Unincorporated community in Washington, United States

Pataha is a small, unincorporated community and census designated place (CDP) in Garfield County, Washington, United States. It is located about 4 mi east of Pomeroy, the Garfield County seat. As of the 2020 census, Pataha had a population of 106. Pataha is home to the historic Houser Mill, a working water-powered flour mill originally built in 1879.

==Geography==
Pataha is located along Pataha Creek, about four miles east of Pomeroy, the Garfield County seat. U.S. Route 12 passes from Pomeroy through Pataha as it follows the valley cut by Pataha Creek. The valley is quite steep, only about a mile wide at Pataha and rising more than 300 ft above the valley floor within a mile on the north side of the community. The valley reaches heights over 500 ft above the floor immediately to the south of Pataha.

======

_Goal A_. Update the passage about Pataha from "Unincorporated community in" to "built in 1879.", and put "grist mill" in place of "flour mill".
_Goal B_. In the passage about Pataha, what year was the Houser Mill originally built?
_Goal C_.
Decide whether each statement agrees with the passage about Pataha. Answer yes or no, and quote the words that decide it.
(i) Pataha had 106 residents at the 2020 census.
(ii) Pataha lies about four miles west of Pomeroy.
(iii) At Pataha, the valley is roughly a mile wide.
Rely only on the passage about Pataha for the answers.

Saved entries
======

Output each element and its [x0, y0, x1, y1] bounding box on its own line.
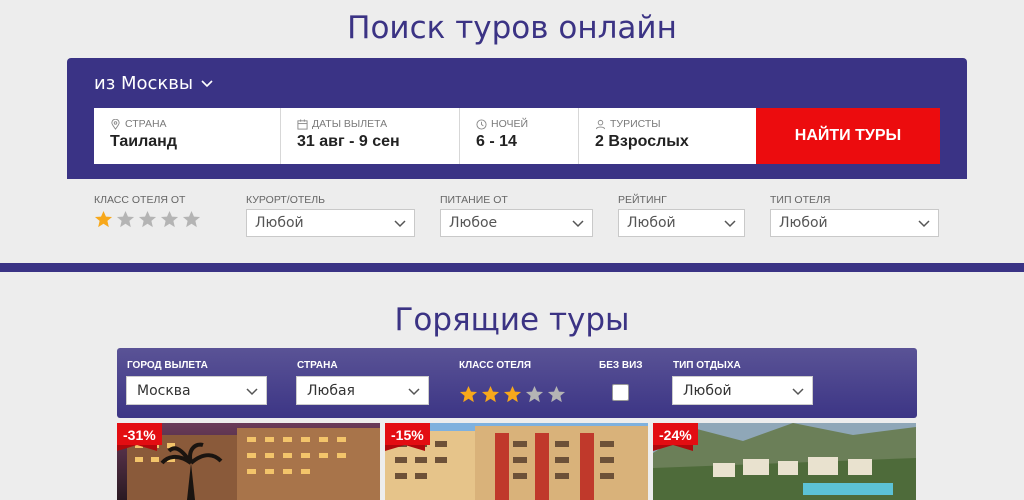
departure-city-label: ГОРОД ВЫЛЕТА	[127, 360, 208, 371]
departure-city-dropdown[interactable]: из Москвы	[94, 73, 213, 94]
departure-city-value: Москва	[137, 383, 191, 399]
dates-field[interactable]: ДАТЫ ВЫЛЕТА 31 авг - 9 сен	[281, 108, 460, 164]
rating-value: Любой	[627, 215, 676, 231]
rest-type-label: ТИП ОТДЫХА	[673, 360, 741, 371]
calendar-icon	[297, 118, 308, 130]
star-icon[interactable]	[116, 210, 135, 229]
search-fields: СТРАНА Таиланд ДАТЫ ВЫЛЕТА 31 авг - 9 се…	[94, 108, 756, 164]
star-icon[interactable]	[547, 385, 566, 404]
rating-filter: РЕЙТИНГ Любой	[618, 194, 745, 237]
chevron-down-icon	[724, 220, 736, 228]
hotel-type-filter: ТИП ОТЕЛЯ Любой	[770, 194, 939, 237]
tourists-label: ТУРИСТЫ	[610, 118, 661, 130]
discount-ribbon-tail	[117, 445, 157, 451]
hotel-class-stars	[94, 210, 201, 229]
clock-icon	[476, 118, 487, 130]
star-icon[interactable]	[481, 385, 500, 404]
dates-value: 31 авг - 9 сен	[297, 133, 400, 150]
hotel-type-value: Любой	[779, 215, 828, 231]
country-label: СТРАНА	[125, 118, 167, 130]
chevron-down-icon	[572, 220, 584, 228]
meal-value: Любое	[449, 215, 498, 231]
section-divider	[0, 263, 1024, 272]
resort-value: Любой	[255, 215, 304, 231]
tourists-value: 2 Взрослых	[595, 133, 689, 150]
star-icon[interactable]	[138, 210, 157, 229]
discount-ribbon-tail	[653, 445, 693, 451]
star-icon[interactable]	[182, 210, 201, 229]
rating-select[interactable]: Любой	[618, 209, 745, 237]
hot-class-label: КЛАСС ОТЕЛЯ	[459, 360, 532, 371]
hotel-class-label: КЛАСС ОТЕЛЯ ОТ	[94, 194, 186, 206]
find-tours-button[interactable]: НАЙТИ ТУРЫ	[756, 108, 940, 164]
country-value: Таиланд	[110, 133, 177, 150]
hot-tour-card[interactable]: -31%	[117, 423, 380, 500]
nights-field[interactable]: НОЧЕЙ 6 - 14	[460, 108, 579, 164]
resort-select[interactable]: Любой	[246, 209, 415, 237]
resort-filter: КУРОРТ/ОТЕЛЬ Любой	[246, 194, 415, 237]
chevron-down-icon	[201, 79, 213, 87]
discount-badge: -31%	[117, 423, 162, 445]
hot-tours-title: Горящие туры	[394, 302, 630, 338]
hot-country-value: Любая	[307, 383, 355, 399]
star-icon[interactable]	[525, 385, 544, 404]
page-title: Поиск туров онлайн	[347, 10, 677, 46]
rating-label: РЕЙТИНГ	[618, 194, 667, 206]
meal-filter: ПИТАНИЕ ОТ Любое	[440, 194, 593, 237]
chevron-down-icon	[394, 220, 406, 228]
chevron-down-icon	[246, 388, 258, 396]
departure-city-select[interactable]: Москва	[126, 376, 267, 405]
star-icon[interactable]	[459, 385, 478, 404]
hotel-class-filter: КЛАСС ОТЕЛЯ ОТ	[94, 194, 201, 228]
departure-city-label: из Москвы	[94, 73, 194, 94]
hot-class-stars	[459, 385, 566, 404]
person-icon	[595, 119, 606, 129]
discount-badge: -24%	[653, 423, 698, 445]
resort-label: КУРОРТ/ОТЕЛЬ	[246, 194, 326, 206]
tourists-field[interactable]: ТУРИСТЫ 2 Взрослых	[579, 108, 756, 164]
hot-country-label: СТРАНА	[297, 360, 338, 371]
hotel-type-select[interactable]: Любой	[770, 209, 939, 237]
search-panel: из Москвы СТРАНА Таиланд ДАТЫ ВЫЛЕТА 31 …	[67, 58, 967, 179]
discount-badge: -15%	[385, 423, 430, 445]
map-pin-icon	[111, 118, 120, 130]
meal-select[interactable]: Любое	[440, 209, 593, 237]
discount-ribbon-tail	[385, 445, 425, 451]
no-visa-checkbox[interactable]	[612, 384, 629, 401]
hot-tour-card[interactable]: -15%	[385, 423, 648, 500]
star-icon[interactable]	[94, 210, 113, 229]
hotel-type-label: ТИП ОТЕЛЯ	[770, 194, 831, 206]
star-icon[interactable]	[160, 210, 179, 229]
country-field[interactable]: СТРАНА Таиланд	[94, 108, 281, 164]
hot-tours-filter-panel: ГОРОД ВЫЛЕТА Москва СТРАНА Любая КЛАСС О…	[117, 348, 917, 418]
meal-label: ПИТАНИЕ ОТ	[440, 194, 508, 206]
rest-type-value: Любой	[683, 383, 732, 399]
star-icon[interactable]	[503, 385, 522, 404]
nights-label: НОЧЕЙ	[491, 118, 529, 130]
hot-country-select[interactable]: Любая	[296, 376, 429, 405]
hot-tour-card[interactable]: -24%	[653, 423, 916, 500]
dates-label: ДАТЫ ВЫЛЕТА	[312, 118, 388, 130]
chevron-down-icon	[918, 220, 930, 228]
nights-value: 6 - 14	[476, 133, 517, 150]
chevron-down-icon	[408, 388, 420, 396]
rest-type-select[interactable]: Любой	[672, 376, 813, 405]
no-visa-label: БЕЗ ВИЗ	[599, 360, 643, 371]
chevron-down-icon	[792, 388, 804, 396]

======

_Correct answer A_.
Unincorporated community in Washington, United States

Pataha is a small, unincorporated community and census designated place (CDP) in Garfield County, Washington, United States. It is located about 4 mi east of Pomeroy, the Garfield County seat. As of the 2020 census, Pataha had a population of 106. Pataha is home to the historic Houser Mill, a working water-powered grist mill originally built in 1879.

_Correct answer B_. 1879

_Correct answer C_.
(i) Yes: "As of the 2020 census, Pataha had a population of 106."
(ii) No: "It is located about 4 mi east of Pomeroy"
(iii) Yes: "only about a mile wide at Pataha"